**AIM:**
Collect each line of the records containing the string "this".

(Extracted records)
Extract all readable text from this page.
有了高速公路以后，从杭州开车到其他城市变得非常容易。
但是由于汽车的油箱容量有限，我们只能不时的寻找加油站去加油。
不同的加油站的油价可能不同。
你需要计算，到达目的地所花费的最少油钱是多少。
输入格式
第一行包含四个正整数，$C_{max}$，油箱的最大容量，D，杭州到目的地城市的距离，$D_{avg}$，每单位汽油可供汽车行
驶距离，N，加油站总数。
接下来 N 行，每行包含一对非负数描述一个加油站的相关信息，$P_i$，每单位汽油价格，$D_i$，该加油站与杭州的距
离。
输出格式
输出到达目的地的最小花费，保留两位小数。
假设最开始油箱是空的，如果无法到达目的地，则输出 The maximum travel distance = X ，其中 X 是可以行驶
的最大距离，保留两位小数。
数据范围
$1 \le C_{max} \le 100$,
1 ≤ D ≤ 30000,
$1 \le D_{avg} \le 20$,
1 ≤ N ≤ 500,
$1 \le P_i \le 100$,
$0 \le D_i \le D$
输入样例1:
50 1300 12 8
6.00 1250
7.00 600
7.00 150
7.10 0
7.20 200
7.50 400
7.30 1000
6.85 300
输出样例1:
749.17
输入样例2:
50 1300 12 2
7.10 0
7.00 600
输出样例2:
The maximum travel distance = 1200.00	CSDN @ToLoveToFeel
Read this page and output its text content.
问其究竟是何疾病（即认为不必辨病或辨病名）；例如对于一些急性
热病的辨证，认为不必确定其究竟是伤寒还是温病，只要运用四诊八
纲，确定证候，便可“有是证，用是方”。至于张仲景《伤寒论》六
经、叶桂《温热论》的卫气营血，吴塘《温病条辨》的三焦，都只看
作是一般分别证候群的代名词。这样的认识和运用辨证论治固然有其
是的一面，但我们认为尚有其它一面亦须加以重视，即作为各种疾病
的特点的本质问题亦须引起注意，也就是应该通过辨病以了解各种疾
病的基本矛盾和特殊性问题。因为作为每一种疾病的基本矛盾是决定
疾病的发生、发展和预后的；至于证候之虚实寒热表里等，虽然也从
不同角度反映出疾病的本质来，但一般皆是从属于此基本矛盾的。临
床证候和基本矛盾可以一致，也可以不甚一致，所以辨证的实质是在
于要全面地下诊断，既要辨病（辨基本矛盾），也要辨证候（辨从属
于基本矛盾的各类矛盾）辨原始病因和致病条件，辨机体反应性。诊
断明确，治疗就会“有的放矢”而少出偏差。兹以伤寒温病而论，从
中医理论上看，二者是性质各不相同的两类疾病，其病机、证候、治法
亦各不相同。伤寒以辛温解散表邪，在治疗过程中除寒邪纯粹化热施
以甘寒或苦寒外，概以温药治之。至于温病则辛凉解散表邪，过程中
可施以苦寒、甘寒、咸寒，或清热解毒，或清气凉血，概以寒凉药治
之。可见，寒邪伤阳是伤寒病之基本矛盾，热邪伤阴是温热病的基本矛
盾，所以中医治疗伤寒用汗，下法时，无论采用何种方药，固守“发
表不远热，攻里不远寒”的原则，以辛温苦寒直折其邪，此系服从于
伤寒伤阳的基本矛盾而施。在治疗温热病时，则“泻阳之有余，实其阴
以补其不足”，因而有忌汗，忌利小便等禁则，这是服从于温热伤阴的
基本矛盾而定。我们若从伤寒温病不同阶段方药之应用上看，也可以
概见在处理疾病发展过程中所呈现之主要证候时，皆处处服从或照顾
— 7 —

**ANSWER TO THE PROBLEM:**
Extract all readable text from this page.
Read this page and output its text content.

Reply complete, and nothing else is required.